Exercise brief ▸
Report each line of the data that includes the word "because".

= = = = = = =

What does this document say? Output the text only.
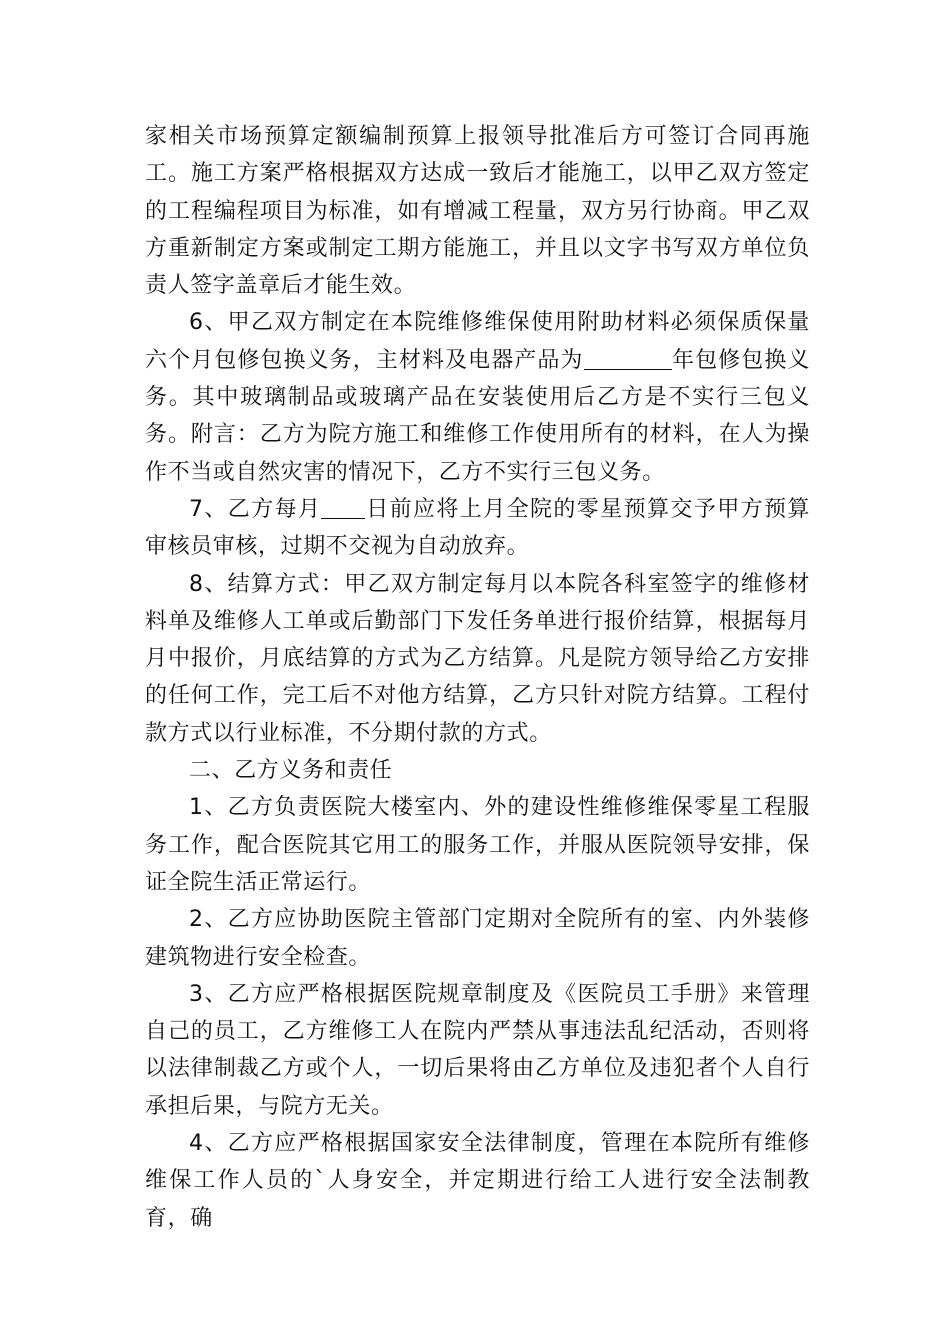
家相关市场预算定额编制预算上报领导批准后方可签订合同再施工。施工方案严格根据双方达成一致后才能施工，以甲乙双方签定的工程编程项目为标准，如有增减工程量，双方另行协商。甲乙双方重新制定方案或制定工期方能施工，并且以文字书写双方单位负责人签字盖章后才能生效。

6、甲乙双方制定在本院维修维保使用附助材料必须保质保量六个月包修包换义务，主材料及电器产品为	年包修包换义务。其中玻璃制品或玻璃产品在安装使用后乙方是不实行三包义务。附言：乙方为院方施工和维修工作使用所有的材料，在人为操作不当或自然灾害的情况下，乙方不实行三包义务。

7、乙方每月 日前应将上月全院的零星预算交予甲方预算审核员审核，过期不交视为自动放弃。

8、结算方式：甲乙双方制定每月以本院各科室签字的维修材料单及维修人工单或后勤部门下发任务单进行报价结算，根据每月月中报价，月底结算的方式为乙方结算。凡是院方领导给乙方安排的任何工作，完工后不对他方结算，乙方只针对院方结算。工程付款方式以行业标准，不分期付款的方式。

二、乙方义务和责任

1、乙方负责医院大楼室内、外的建设性维修维保零星工程服务工作，配合医院其它用工的服务工作，并服从医院领导安排，保证全院生活正常运行。

2、乙方应协助医院主管部门定期对全院所有的室、内外装修建筑物进行安全检查。

3、乙方应严格根据医院规章制度及《医院员工手册》来管理自己的员工，乙方维修工人在院内严禁从事违法乱纪活动，否则将以法律制裁乙方或个人，一切后果将由乙方单位及违犯者个人自行承担后果，与院方无关。

4、乙方应严格根据国家安全法律制度，管理在本院所有维修维保工作人员的`人身安全，并定期进行给工人进行安全法制教育，确
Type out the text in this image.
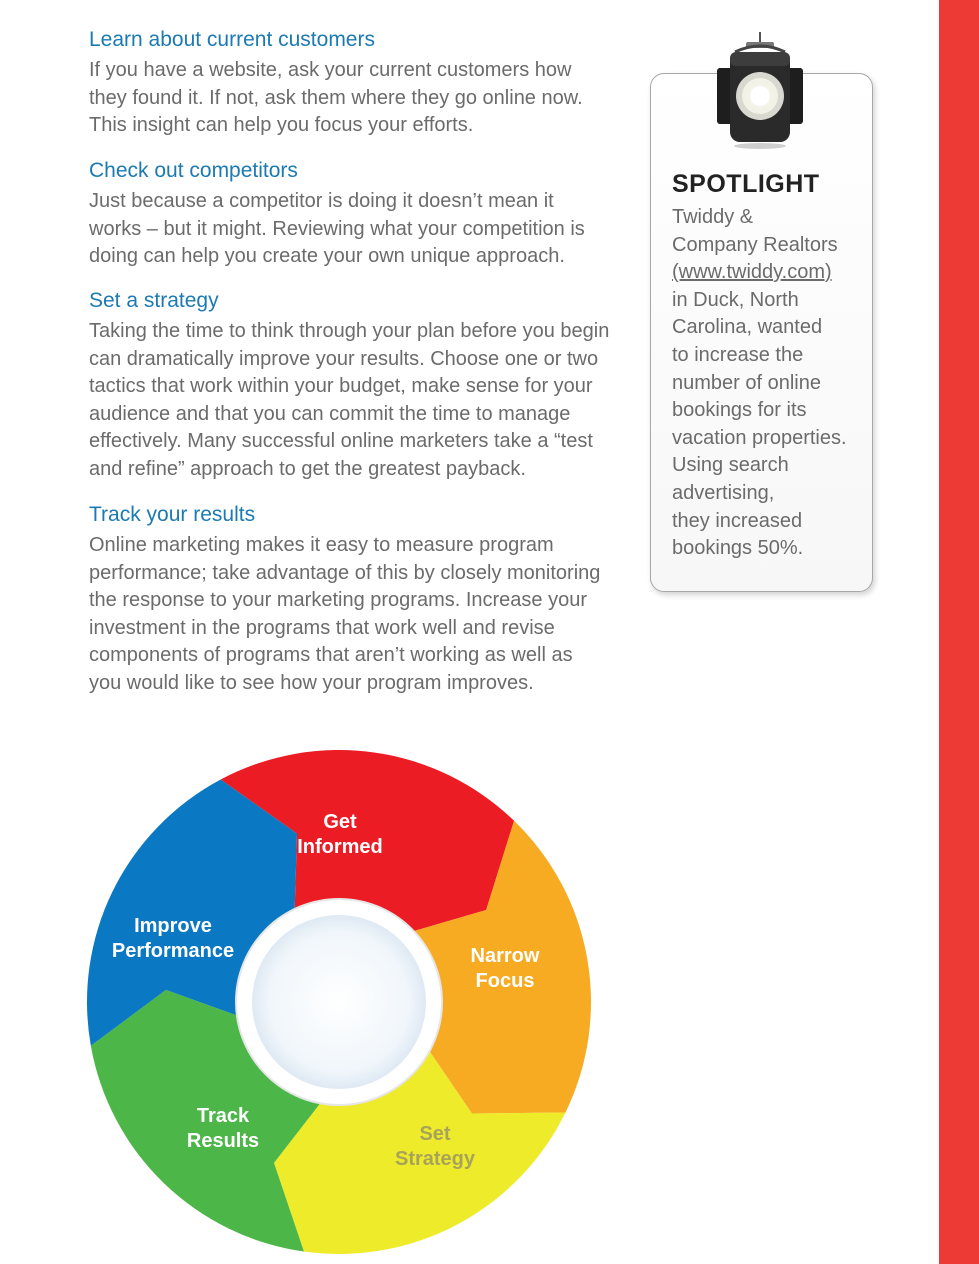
Learn about current customers

If you have a website, ask your current customers how
they found it. If not, ask them where they go online now.
This insight can help you focus your efforts.

Check out competitors

Just because a competitor is doing it doesn’t mean it
works – but it might. Reviewing what your competition is
doing can help you create your own unique approach.

Set a strategy

Taking the time to think through your plan before you begin
can dramatically improve your results. Choose one or two
tactics that work within your budget, make sense for your
audience and that you can commit the time to manage
effectively. Many successful online marketers take a “test
and refine” approach to get the greatest payback.

Track your results

Online marketing makes it easy to measure program
performance; take advantage of this by closely monitoring
the response to your marketing programs. Increase your
investment in the programs that work well and revise
components of programs that aren’t working as well as
you would like to see how your program improves.

SPOTLIGHT
Twiddy &
Company Realtors
(www.twiddy.com)
in Duck, North
Carolina, wanted
to increase the
number of online
bookings for its
vacation properties.
Using search
advertising,
they increased
bookings 50%.
Get Informed
Narrow Focus
Set Strategy
Track Results
Improve Performance
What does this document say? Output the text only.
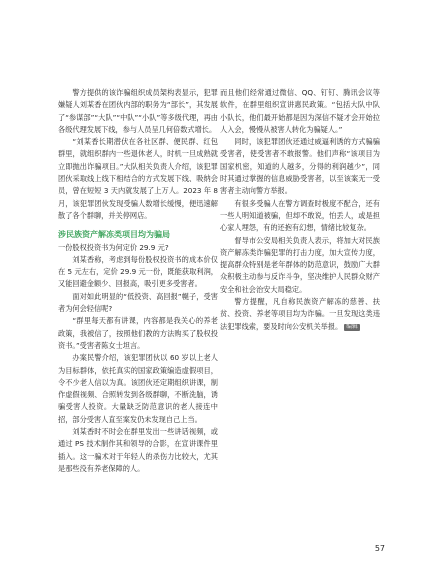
警方提供的该诈骗组织成员架构表显示，犯罪嫌疑人刘某香在团伙内部的职务为“部长”，其发展了“参谋部”“大队”“中队”“小队”等多级代理，再由各级代理发展下线，参与人员呈几何倍数式增长。

“刘某香长期潜伏在各社区群、便民群、红包群里，就组织群内一些退休老人，时机一旦成熟就立即抛出诈骗项目。”大队相关负责人介绍，该犯罪团伙采取线上线下相结合的方式发展下线、吸纳会员，曾在短短 3 天内就发展了上万人。2023 年 8 月，该犯罪团伙发现受骗人数增长缓慢，便迅速解散了各个群聊，并关停网店。

涉民族资产解冻类项目均为骗局

一份股权投资书为何定价 29.9 元?

刘某香称，考虑到每份股权投资书的成本价仅在 5 元左右，定价 29.9 元一份，既能获取利润，又能回避金额少、回报高，吸引更多受害者。

面对如此明显的“低投资、高回报”幌子，受害者为何会轻信呢?

“群里每天都有讲课，内容都是我关心的养老政策，我被信了，按照他们教的方法购买了股权投资书。”受害者陈女士坦言。

办案民警介绍，该犯罪团伙以 60 岁以上老人为目标群体，依托真实的国家政策编造虚假项目，令不少老人信以为真。该团伙还定期组织讲课，制作虚假视频、合照转发到各级群聊，不断洗脑，诱骗受害人投资。大量缺乏防范意识的老人接连中招，部分受害人直至案发仍未发现自己上当。

刘某香时不时会在群里发出一些讲话视频，或通过 PS 技术制作其和领导的合影，在宣讲课件里插入。这一骗术对于年轻人的杀伤力比较大，尤其是那些没有养老保障的人。

而且他们经常通过微信、QQ、钉钉、腾讯会议等软件，在群里组织宣讲惠民政策。“包括大队中队小队长，他们最开始都是因为深信不疑才会开始拉人入会，慢慢从被害人转化为骗疑人。”

同时，该犯罪团伙还通过威逼利诱的方式骗骗受害者，使受害者不敢报警。他们声称“该项目为国家机密，知道的人越多，分得的利润越少”，同时其通过掌握的信息威胁受害者，以至该案无一受害者主动向警方举报。

有很多受骗人在警方调查时极度不配合，还有一些人明知道被骗，但却不敢说，怕丢人，或是担心家人埋怨，有的还抱有幻想，情绪比较复杂。

督导市公安局相关负责人表示，将加大对民族资产解冻类诈骗犯罪的打击力度，加大宣传力度，提高群众特别是老年群体的防范意识，鼓励广大群众积极主动参与反诈斗争，坚决维护人民群众财产安全和社会治安大局稳定。

警方提醒，凡自称民族资产解冻的慈善、扶贫、投资、养老等项目均为诈骗。一旦发现这类违法犯罪线索，要及时向公安机关举报。 编辑

57
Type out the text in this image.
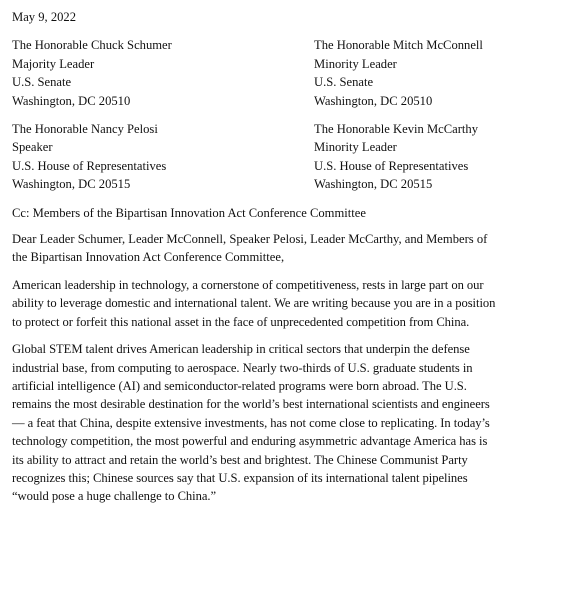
May 9, 2022
The Honorable Chuck Schumer
Majority Leader
U.S. Senate
Washington, DC 20510
The Honorable Mitch McConnell
Minority Leader
U.S. Senate
Washington, DC 20510
The Honorable Nancy Pelosi
Speaker
U.S. House of Representatives
Washington, DC 20515
The Honorable Kevin McCarthy
Minority Leader
U.S. House of Representatives
Washington, DC 20515
Cc: Members of the Bipartisan Innovation Act Conference Committee
Dear Leader Schumer, Leader McConnell, Speaker Pelosi, Leader McCarthy, and Members of
the Bipartisan Innovation Act Conference Committee,
American leadership in technology, a cornerstone of competitiveness, rests in large part on our
ability to leverage domestic and international talent. We are writing because you are in a position
to protect or forfeit this national asset in the face of unprecedented competition from China.
Global STEM talent drives American leadership in critical sectors that underpin the defense
industrial base, from computing to aerospace. Nearly two-thirds of U.S. graduate students in
artificial intelligence (AI) and semiconductor-related programs were born abroad. The U.S.
remains the most desirable destination for the world’s best international scientists and engineers
— a feat that China, despite extensive investments, has not come close to replicating. In today’s
technology competition, the most powerful and enduring asymmetric advantage America has is
its ability to attract and retain the world’s best and brightest. The Chinese Communist Party
recognizes this; Chinese sources say that U.S. expansion of its international talent pipelines
“would pose a huge challenge to China.”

= = = = = = =

Reply ▸
Just because a competitor is doing it doesn’t mean it
ability to leverage domestic and international talent. We are writing because you are in a position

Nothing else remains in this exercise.